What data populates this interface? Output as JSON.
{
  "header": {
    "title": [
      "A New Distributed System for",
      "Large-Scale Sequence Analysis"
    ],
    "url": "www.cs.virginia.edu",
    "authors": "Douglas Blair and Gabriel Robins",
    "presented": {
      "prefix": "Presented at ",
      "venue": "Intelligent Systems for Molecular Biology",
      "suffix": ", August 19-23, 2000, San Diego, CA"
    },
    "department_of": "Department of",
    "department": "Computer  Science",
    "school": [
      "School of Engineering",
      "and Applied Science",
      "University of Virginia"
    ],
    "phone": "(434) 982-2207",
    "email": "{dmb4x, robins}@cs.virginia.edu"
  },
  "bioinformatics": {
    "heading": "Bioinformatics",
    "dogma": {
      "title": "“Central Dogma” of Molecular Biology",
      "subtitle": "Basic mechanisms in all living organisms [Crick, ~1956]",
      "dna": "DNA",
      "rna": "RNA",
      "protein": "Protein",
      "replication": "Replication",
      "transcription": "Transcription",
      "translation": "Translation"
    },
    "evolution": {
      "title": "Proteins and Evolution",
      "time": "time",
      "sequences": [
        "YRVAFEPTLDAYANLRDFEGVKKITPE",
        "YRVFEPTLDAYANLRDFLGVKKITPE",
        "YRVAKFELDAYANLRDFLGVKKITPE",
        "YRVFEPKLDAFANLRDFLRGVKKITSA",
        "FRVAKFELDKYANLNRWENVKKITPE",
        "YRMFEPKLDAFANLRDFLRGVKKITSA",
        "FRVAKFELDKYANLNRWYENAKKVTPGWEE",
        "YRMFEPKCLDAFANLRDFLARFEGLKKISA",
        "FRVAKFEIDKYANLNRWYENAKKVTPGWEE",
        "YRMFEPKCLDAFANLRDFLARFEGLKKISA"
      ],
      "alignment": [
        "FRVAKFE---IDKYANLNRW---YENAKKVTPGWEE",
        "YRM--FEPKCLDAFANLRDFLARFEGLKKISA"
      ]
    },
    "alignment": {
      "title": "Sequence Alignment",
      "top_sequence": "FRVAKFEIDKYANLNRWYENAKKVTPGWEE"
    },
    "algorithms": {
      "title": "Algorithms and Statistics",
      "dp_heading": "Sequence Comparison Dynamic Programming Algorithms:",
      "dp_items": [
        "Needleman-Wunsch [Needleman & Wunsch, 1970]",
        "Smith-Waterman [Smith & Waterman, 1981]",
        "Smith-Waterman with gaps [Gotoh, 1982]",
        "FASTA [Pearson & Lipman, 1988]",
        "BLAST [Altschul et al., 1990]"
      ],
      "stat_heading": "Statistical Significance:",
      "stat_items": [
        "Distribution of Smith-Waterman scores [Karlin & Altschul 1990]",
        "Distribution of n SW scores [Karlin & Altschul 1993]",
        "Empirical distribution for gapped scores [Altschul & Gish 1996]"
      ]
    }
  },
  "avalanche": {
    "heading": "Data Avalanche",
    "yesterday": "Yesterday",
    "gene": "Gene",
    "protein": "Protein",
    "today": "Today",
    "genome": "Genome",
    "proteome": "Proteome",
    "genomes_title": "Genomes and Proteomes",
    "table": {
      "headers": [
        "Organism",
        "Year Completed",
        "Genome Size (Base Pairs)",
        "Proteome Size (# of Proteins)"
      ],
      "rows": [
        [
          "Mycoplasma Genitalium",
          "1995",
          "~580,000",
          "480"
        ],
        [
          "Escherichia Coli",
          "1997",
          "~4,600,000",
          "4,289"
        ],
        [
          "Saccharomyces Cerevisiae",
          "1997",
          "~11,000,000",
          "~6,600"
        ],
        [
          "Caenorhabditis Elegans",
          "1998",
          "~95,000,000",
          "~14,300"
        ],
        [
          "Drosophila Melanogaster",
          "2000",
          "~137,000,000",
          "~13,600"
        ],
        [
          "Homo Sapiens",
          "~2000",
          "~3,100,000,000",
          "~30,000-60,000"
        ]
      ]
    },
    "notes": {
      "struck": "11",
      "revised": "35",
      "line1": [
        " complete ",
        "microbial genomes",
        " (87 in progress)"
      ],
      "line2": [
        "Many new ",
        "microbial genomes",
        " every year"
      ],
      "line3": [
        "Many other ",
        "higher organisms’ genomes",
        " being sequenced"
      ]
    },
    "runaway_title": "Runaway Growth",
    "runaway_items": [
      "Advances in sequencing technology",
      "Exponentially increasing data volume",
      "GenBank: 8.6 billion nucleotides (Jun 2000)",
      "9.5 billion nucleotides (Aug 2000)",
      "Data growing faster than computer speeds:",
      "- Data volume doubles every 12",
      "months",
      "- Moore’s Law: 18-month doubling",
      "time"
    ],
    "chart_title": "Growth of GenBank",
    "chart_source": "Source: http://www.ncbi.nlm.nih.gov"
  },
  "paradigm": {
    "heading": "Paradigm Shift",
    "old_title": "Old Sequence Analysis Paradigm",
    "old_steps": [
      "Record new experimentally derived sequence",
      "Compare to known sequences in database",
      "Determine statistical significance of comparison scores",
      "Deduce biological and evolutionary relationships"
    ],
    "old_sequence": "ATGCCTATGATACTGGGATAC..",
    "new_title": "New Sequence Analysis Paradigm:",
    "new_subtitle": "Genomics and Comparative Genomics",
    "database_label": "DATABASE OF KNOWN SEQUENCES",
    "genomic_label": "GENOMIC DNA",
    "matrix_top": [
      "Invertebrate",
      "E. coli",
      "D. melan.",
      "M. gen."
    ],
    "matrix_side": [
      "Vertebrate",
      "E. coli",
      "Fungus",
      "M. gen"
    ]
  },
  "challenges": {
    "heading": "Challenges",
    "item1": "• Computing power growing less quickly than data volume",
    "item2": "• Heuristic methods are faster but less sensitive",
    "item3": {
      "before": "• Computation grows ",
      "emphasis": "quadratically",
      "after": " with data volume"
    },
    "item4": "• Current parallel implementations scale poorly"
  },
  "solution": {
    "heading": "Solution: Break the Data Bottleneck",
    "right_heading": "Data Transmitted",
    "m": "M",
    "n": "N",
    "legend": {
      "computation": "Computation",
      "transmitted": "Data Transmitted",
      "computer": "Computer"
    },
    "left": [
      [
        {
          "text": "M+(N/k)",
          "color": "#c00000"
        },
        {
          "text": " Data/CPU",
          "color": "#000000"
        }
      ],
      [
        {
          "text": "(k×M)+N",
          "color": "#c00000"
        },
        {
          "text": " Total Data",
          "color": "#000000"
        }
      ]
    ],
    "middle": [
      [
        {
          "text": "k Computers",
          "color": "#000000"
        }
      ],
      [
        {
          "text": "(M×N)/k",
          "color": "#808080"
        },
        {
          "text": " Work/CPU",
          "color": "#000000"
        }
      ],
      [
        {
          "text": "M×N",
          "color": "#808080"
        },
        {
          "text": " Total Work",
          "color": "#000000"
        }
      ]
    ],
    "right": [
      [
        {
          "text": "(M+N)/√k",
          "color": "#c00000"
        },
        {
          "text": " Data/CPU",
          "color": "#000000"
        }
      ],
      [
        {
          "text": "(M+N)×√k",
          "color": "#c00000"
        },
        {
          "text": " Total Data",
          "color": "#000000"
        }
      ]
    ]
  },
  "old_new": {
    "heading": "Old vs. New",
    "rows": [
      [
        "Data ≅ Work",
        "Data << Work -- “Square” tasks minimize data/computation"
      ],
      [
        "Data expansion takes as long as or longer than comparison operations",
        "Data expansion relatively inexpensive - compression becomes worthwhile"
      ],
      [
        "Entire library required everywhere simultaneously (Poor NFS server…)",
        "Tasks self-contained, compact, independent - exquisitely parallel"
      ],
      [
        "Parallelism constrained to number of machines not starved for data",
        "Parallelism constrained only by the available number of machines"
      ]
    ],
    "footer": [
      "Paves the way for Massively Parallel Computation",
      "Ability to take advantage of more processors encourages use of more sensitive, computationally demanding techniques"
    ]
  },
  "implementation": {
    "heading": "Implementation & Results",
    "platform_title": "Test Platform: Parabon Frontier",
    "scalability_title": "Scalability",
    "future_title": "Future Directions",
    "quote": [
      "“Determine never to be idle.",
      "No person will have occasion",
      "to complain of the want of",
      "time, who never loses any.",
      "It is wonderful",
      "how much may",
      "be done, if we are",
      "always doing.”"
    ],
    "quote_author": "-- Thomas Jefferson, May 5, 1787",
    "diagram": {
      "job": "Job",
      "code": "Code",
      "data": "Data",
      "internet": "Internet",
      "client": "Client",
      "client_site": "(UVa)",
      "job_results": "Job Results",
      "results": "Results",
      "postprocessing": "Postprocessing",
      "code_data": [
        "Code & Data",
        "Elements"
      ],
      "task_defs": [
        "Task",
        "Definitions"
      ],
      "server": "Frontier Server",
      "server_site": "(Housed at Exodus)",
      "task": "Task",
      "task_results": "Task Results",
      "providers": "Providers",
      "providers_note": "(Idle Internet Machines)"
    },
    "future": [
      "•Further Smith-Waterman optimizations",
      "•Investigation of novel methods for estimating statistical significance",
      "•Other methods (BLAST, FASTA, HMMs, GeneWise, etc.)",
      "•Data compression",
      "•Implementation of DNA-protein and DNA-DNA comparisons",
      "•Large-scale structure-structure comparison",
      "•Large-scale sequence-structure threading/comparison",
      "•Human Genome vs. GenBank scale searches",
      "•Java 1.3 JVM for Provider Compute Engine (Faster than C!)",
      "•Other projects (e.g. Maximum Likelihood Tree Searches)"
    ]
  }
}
————————
## WHAT NEEDS TO BE DONE:
Tally up the lines holding the word "Work" in the data above, and answer with that figure only.

## WRITTEN REPLY:
4